Data records
--------------------
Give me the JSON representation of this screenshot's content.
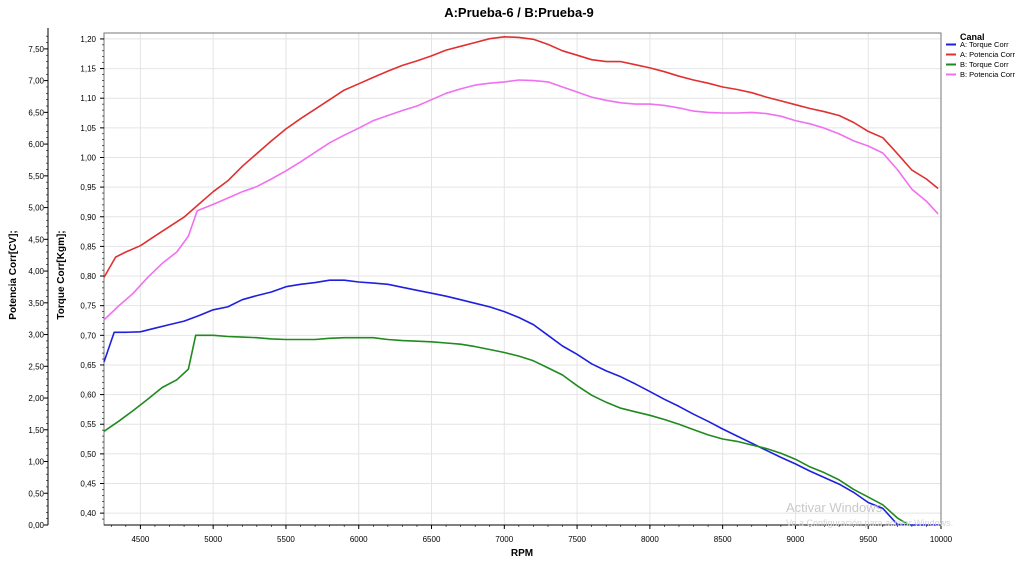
{
  "watermark": {
    "line1": "Activar Windows",
    "line2": "Ve a Configuración para activar Windows."
  },
  "chart_data": {
    "type": "line",
    "title": "A:Prueba-6 / B:Prueba-9",
    "xlabel": "RPM",
    "xlim": [
      4250,
      10000
    ],
    "x_ticks": [
      "4500",
      "5000",
      "5500",
      "6000",
      "6500",
      "7000",
      "7500",
      "8000",
      "8500",
      "9000",
      "9500",
      "10000"
    ],
    "y_left": {
      "label": "Potencia Corr[CV];",
      "ylim": [
        0,
        7.75
      ],
      "ticks": [
        "0,00",
        "0,50",
        "1,00",
        "1,50",
        "2,00",
        "2,50",
        "3,00",
        "3,50",
        "4,00",
        "4,50",
        "5,00",
        "5,50",
        "6,00",
        "6,50",
        "7,00",
        "7,50"
      ]
    },
    "y_right": {
      "label": "Torque Corr[Kgm];",
      "ylim": [
        0.38,
        1.21
      ],
      "ticks": [
        "0,40",
        "0,45",
        "0,50",
        "0,55",
        "0,60",
        "0,65",
        "0,70",
        "0,75",
        "0,80",
        "0,85",
        "0,90",
        "0,95",
        "1,00",
        "1,05",
        "1,10",
        "1,15",
        "1,20"
      ]
    },
    "grid": true,
    "legend": {
      "title": "Canal",
      "position": "right"
    },
    "series": [
      {
        "name": "A: Torque Corr",
        "color": "#1f1fe0",
        "axis": "right",
        "points": [
          [
            4250,
            0.655
          ],
          [
            4320,
            0.705
          ],
          [
            4400,
            0.705
          ],
          [
            4500,
            0.706
          ],
          [
            4600,
            0.712
          ],
          [
            4700,
            0.718
          ],
          [
            4800,
            0.724
          ],
          [
            4900,
            0.733
          ],
          [
            5000,
            0.743
          ],
          [
            5100,
            0.748
          ],
          [
            5200,
            0.76
          ],
          [
            5300,
            0.767
          ],
          [
            5400,
            0.773
          ],
          [
            5500,
            0.782
          ],
          [
            5600,
            0.786
          ],
          [
            5700,
            0.789
          ],
          [
            5800,
            0.793
          ],
          [
            5900,
            0.793
          ],
          [
            6000,
            0.79
          ],
          [
            6100,
            0.788
          ],
          [
            6200,
            0.786
          ],
          [
            6300,
            0.781
          ],
          [
            6400,
            0.776
          ],
          [
            6500,
            0.771
          ],
          [
            6600,
            0.766
          ],
          [
            6700,
            0.76
          ],
          [
            6800,
            0.754
          ],
          [
            6900,
            0.748
          ],
          [
            7000,
            0.74
          ],
          [
            7100,
            0.73
          ],
          [
            7200,
            0.718
          ],
          [
            7300,
            0.7
          ],
          [
            7400,
            0.682
          ],
          [
            7500,
            0.668
          ],
          [
            7600,
            0.652
          ],
          [
            7700,
            0.64
          ],
          [
            7800,
            0.63
          ],
          [
            7900,
            0.618
          ],
          [
            8000,
            0.605
          ],
          [
            8100,
            0.592
          ],
          [
            8200,
            0.58
          ],
          [
            8300,
            0.567
          ],
          [
            8400,
            0.555
          ],
          [
            8500,
            0.542
          ],
          [
            8600,
            0.53
          ],
          [
            8700,
            0.518
          ],
          [
            8800,
            0.506
          ],
          [
            8900,
            0.494
          ],
          [
            9000,
            0.483
          ],
          [
            9100,
            0.471
          ],
          [
            9200,
            0.46
          ],
          [
            9300,
            0.449
          ],
          [
            9400,
            0.435
          ],
          [
            9500,
            0.418
          ],
          [
            9600,
            0.408
          ],
          [
            9700,
            0.381
          ],
          [
            9800,
            0.368
          ],
          [
            9900,
            0.358
          ],
          [
            9980,
            0.348
          ]
        ]
      },
      {
        "name": "A: Potencia Corr",
        "color": "#e03030",
        "axis": "left",
        "points": [
          [
            4250,
            3.9
          ],
          [
            4330,
            4.22
          ],
          [
            4400,
            4.3
          ],
          [
            4500,
            4.4
          ],
          [
            4600,
            4.55
          ],
          [
            4700,
            4.7
          ],
          [
            4800,
            4.85
          ],
          [
            4900,
            5.05
          ],
          [
            5000,
            5.25
          ],
          [
            5100,
            5.42
          ],
          [
            5200,
            5.65
          ],
          [
            5300,
            5.85
          ],
          [
            5400,
            6.05
          ],
          [
            5500,
            6.24
          ],
          [
            5600,
            6.4
          ],
          [
            5700,
            6.55
          ],
          [
            5800,
            6.7
          ],
          [
            5900,
            6.85
          ],
          [
            6000,
            6.95
          ],
          [
            6100,
            7.05
          ],
          [
            6200,
            7.15
          ],
          [
            6300,
            7.24
          ],
          [
            6400,
            7.31
          ],
          [
            6500,
            7.39
          ],
          [
            6600,
            7.48
          ],
          [
            6700,
            7.54
          ],
          [
            6800,
            7.6
          ],
          [
            6900,
            7.66
          ],
          [
            7000,
            7.69
          ],
          [
            7100,
            7.68
          ],
          [
            7200,
            7.65
          ],
          [
            7300,
            7.57
          ],
          [
            7400,
            7.47
          ],
          [
            7500,
            7.4
          ],
          [
            7600,
            7.33
          ],
          [
            7700,
            7.3
          ],
          [
            7800,
            7.3
          ],
          [
            7900,
            7.25
          ],
          [
            8000,
            7.2
          ],
          [
            8100,
            7.14
          ],
          [
            8200,
            7.07
          ],
          [
            8300,
            7.01
          ],
          [
            8400,
            6.96
          ],
          [
            8500,
            6.9
          ],
          [
            8600,
            6.86
          ],
          [
            8700,
            6.81
          ],
          [
            8800,
            6.74
          ],
          [
            8900,
            6.68
          ],
          [
            9000,
            6.62
          ],
          [
            9100,
            6.56
          ],
          [
            9200,
            6.51
          ],
          [
            9300,
            6.45
          ],
          [
            9400,
            6.34
          ],
          [
            9500,
            6.2
          ],
          [
            9600,
            6.1
          ],
          [
            9700,
            5.85
          ],
          [
            9800,
            5.59
          ],
          [
            9900,
            5.45
          ],
          [
            9980,
            5.3
          ]
        ]
      },
      {
        "name": "B: Torque Corr",
        "color": "#1f8a1f",
        "axis": "right",
        "points": [
          [
            4250,
            0.538
          ],
          [
            4350,
            0.555
          ],
          [
            4450,
            0.573
          ],
          [
            4550,
            0.592
          ],
          [
            4650,
            0.612
          ],
          [
            4750,
            0.625
          ],
          [
            4830,
            0.643
          ],
          [
            4880,
            0.7
          ],
          [
            5000,
            0.7
          ],
          [
            5100,
            0.698
          ],
          [
            5200,
            0.697
          ],
          [
            5300,
            0.696
          ],
          [
            5400,
            0.694
          ],
          [
            5500,
            0.693
          ],
          [
            5600,
            0.693
          ],
          [
            5700,
            0.693
          ],
          [
            5800,
            0.695
          ],
          [
            5900,
            0.696
          ],
          [
            6000,
            0.696
          ],
          [
            6100,
            0.696
          ],
          [
            6200,
            0.693
          ],
          [
            6300,
            0.691
          ],
          [
            6400,
            0.69
          ],
          [
            6500,
            0.689
          ],
          [
            6600,
            0.687
          ],
          [
            6700,
            0.685
          ],
          [
            6800,
            0.681
          ],
          [
            6900,
            0.676
          ],
          [
            7000,
            0.671
          ],
          [
            7100,
            0.665
          ],
          [
            7200,
            0.657
          ],
          [
            7300,
            0.645
          ],
          [
            7400,
            0.633
          ],
          [
            7500,
            0.615
          ],
          [
            7600,
            0.599
          ],
          [
            7700,
            0.587
          ],
          [
            7800,
            0.577
          ],
          [
            7900,
            0.571
          ],
          [
            8000,
            0.565
          ],
          [
            8100,
            0.558
          ],
          [
            8200,
            0.55
          ],
          [
            8300,
            0.541
          ],
          [
            8400,
            0.532
          ],
          [
            8500,
            0.525
          ],
          [
            8600,
            0.521
          ],
          [
            8700,
            0.515
          ],
          [
            8800,
            0.509
          ],
          [
            8900,
            0.501
          ],
          [
            9000,
            0.491
          ],
          [
            9100,
            0.478
          ],
          [
            9200,
            0.468
          ],
          [
            9300,
            0.456
          ],
          [
            9400,
            0.44
          ],
          [
            9500,
            0.427
          ],
          [
            9600,
            0.414
          ],
          [
            9700,
            0.392
          ],
          [
            9780,
            0.375
          ]
        ]
      },
      {
        "name": "B: Potencia Corr",
        "color": "#f070f0",
        "axis": "left",
        "points": [
          [
            4250,
            3.23
          ],
          [
            4350,
            3.45
          ],
          [
            4450,
            3.65
          ],
          [
            4550,
            3.9
          ],
          [
            4650,
            4.12
          ],
          [
            4750,
            4.3
          ],
          [
            4830,
            4.55
          ],
          [
            4890,
            4.95
          ],
          [
            5000,
            5.05
          ],
          [
            5100,
            5.15
          ],
          [
            5200,
            5.25
          ],
          [
            5300,
            5.33
          ],
          [
            5400,
            5.45
          ],
          [
            5500,
            5.58
          ],
          [
            5600,
            5.72
          ],
          [
            5700,
            5.87
          ],
          [
            5800,
            6.02
          ],
          [
            5900,
            6.14
          ],
          [
            6000,
            6.25
          ],
          [
            6100,
            6.37
          ],
          [
            6200,
            6.45
          ],
          [
            6300,
            6.53
          ],
          [
            6400,
            6.6
          ],
          [
            6500,
            6.7
          ],
          [
            6600,
            6.8
          ],
          [
            6700,
            6.87
          ],
          [
            6800,
            6.93
          ],
          [
            6900,
            6.96
          ],
          [
            7000,
            6.98
          ],
          [
            7100,
            7.01
          ],
          [
            7200,
            7.0
          ],
          [
            7300,
            6.98
          ],
          [
            7400,
            6.9
          ],
          [
            7500,
            6.82
          ],
          [
            7600,
            6.74
          ],
          [
            7700,
            6.69
          ],
          [
            7800,
            6.65
          ],
          [
            7900,
            6.63
          ],
          [
            8000,
            6.63
          ],
          [
            8100,
            6.61
          ],
          [
            8200,
            6.57
          ],
          [
            8300,
            6.52
          ],
          [
            8400,
            6.5
          ],
          [
            8500,
            6.49
          ],
          [
            8600,
            6.49
          ],
          [
            8700,
            6.5
          ],
          [
            8800,
            6.48
          ],
          [
            8900,
            6.44
          ],
          [
            9000,
            6.37
          ],
          [
            9100,
            6.32
          ],
          [
            9200,
            6.25
          ],
          [
            9300,
            6.16
          ],
          [
            9400,
            6.05
          ],
          [
            9500,
            5.97
          ],
          [
            9600,
            5.86
          ],
          [
            9700,
            5.6
          ],
          [
            9800,
            5.29
          ],
          [
            9900,
            5.1
          ],
          [
            9980,
            4.9
          ]
        ]
      }
    ]
  }
}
--------------------
**GOAL:** Where does the word "title" appear? Return each line that holds it.

**RESPONSE TO THE EXERCISE:**
    "title": "A:Prueba-6 / B:Prueba-9",
      "title": "Canal",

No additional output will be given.